## CHALLENGE
Make an exact copy of all the entries, with the pictures left out.

## AVAILABLE RECORDS
────

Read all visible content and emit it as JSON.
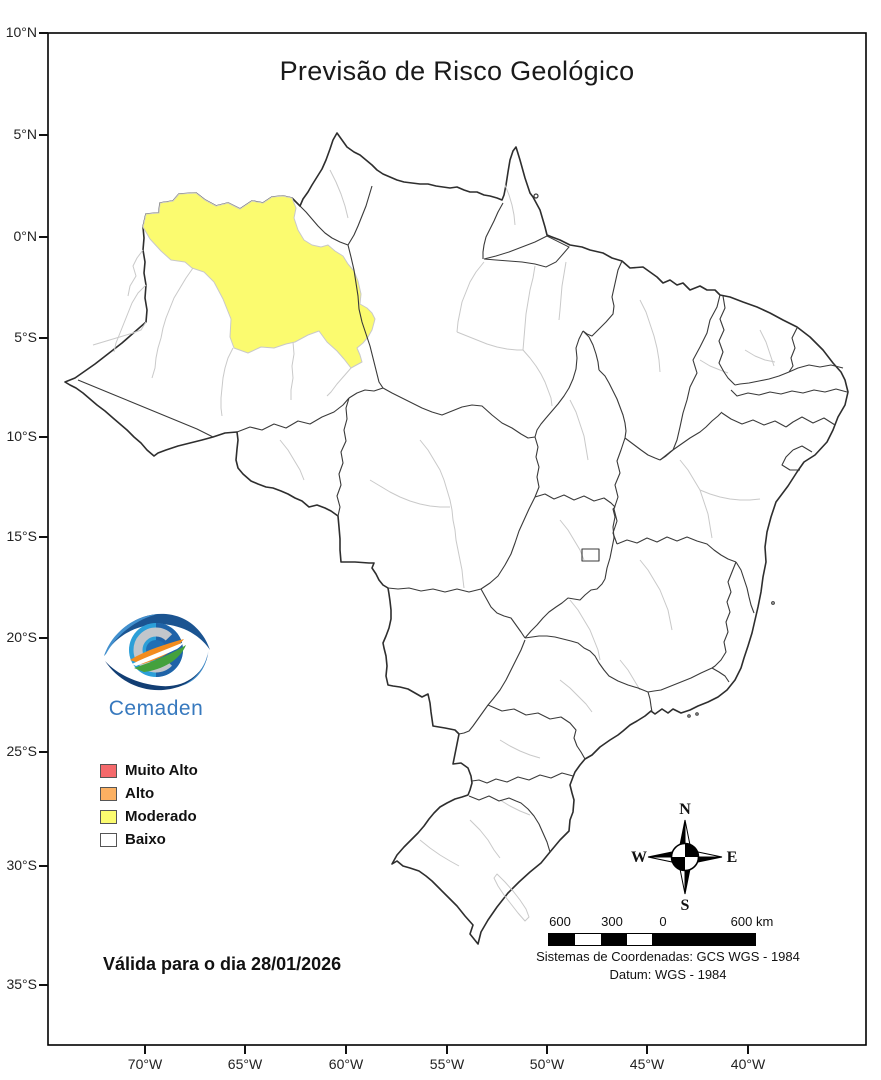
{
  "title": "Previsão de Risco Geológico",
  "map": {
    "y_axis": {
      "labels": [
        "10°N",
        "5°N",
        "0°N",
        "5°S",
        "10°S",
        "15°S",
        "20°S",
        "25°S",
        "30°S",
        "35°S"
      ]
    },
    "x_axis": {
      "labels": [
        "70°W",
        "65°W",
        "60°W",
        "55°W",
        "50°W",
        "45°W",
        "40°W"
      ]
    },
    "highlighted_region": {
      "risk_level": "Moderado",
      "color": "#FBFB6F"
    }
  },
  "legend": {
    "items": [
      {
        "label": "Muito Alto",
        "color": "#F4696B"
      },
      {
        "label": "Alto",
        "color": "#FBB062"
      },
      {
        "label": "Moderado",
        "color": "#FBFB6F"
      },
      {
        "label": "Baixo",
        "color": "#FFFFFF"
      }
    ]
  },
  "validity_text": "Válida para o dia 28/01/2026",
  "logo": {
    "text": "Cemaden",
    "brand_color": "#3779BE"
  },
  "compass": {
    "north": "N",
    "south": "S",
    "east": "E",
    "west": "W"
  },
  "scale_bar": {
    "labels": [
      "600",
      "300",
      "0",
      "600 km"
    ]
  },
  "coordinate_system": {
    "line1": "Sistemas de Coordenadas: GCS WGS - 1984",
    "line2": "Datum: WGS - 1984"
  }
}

────

## THE RESPONSE
Read all visible content and emit it as JSON.
{
  "title": "Previsão de Risco Geológico",
  "map": {
    "y_axis": {
      "labels": [
        "10°N",
        "5°N",
        "0°N",
        "5°S",
        "10°S",
        "15°S",
        "20°S",
        "25°S",
        "30°S",
        "35°S"
      ]
    },
    "x_axis": {
      "labels": [
        "70°W",
        "65°W",
        "60°W",
        "55°W",
        "50°W",
        "45°W",
        "40°W"
      ]
    },
    "highlighted_region": {
      "risk_level": "Moderado",
      "color": "#FBFB6F"
    }
  },
  "legend": {
    "items": [
      {
        "label": "Muito Alto",
        "color": "#F4696B"
      },
      {
        "label": "Alto",
        "color": "#FBB062"
      },
      {
        "label": "Moderado",
        "color": "#FBFB6F"
      },
      {
        "label": "Baixo",
        "color": "#FFFFFF"
      }
    ]
  },
  "validity_text": "Válida para o dia 28/01/2026",
  "logo": {
    "text": "Cemaden",
    "brand_color": "#3779BE"
  },
  "compass": {
    "north": "N",
    "south": "S",
    "east": "E",
    "west": "W"
  },
  "scale_bar": {
    "labels": [
      "600",
      "300",
      "0",
      "600 km"
    ]
  },
  "coordinate_system": {
    "line1": "Sistemas de Coordenadas: GCS WGS - 1984",
    "line2": "Datum: WGS - 1984"
  }
}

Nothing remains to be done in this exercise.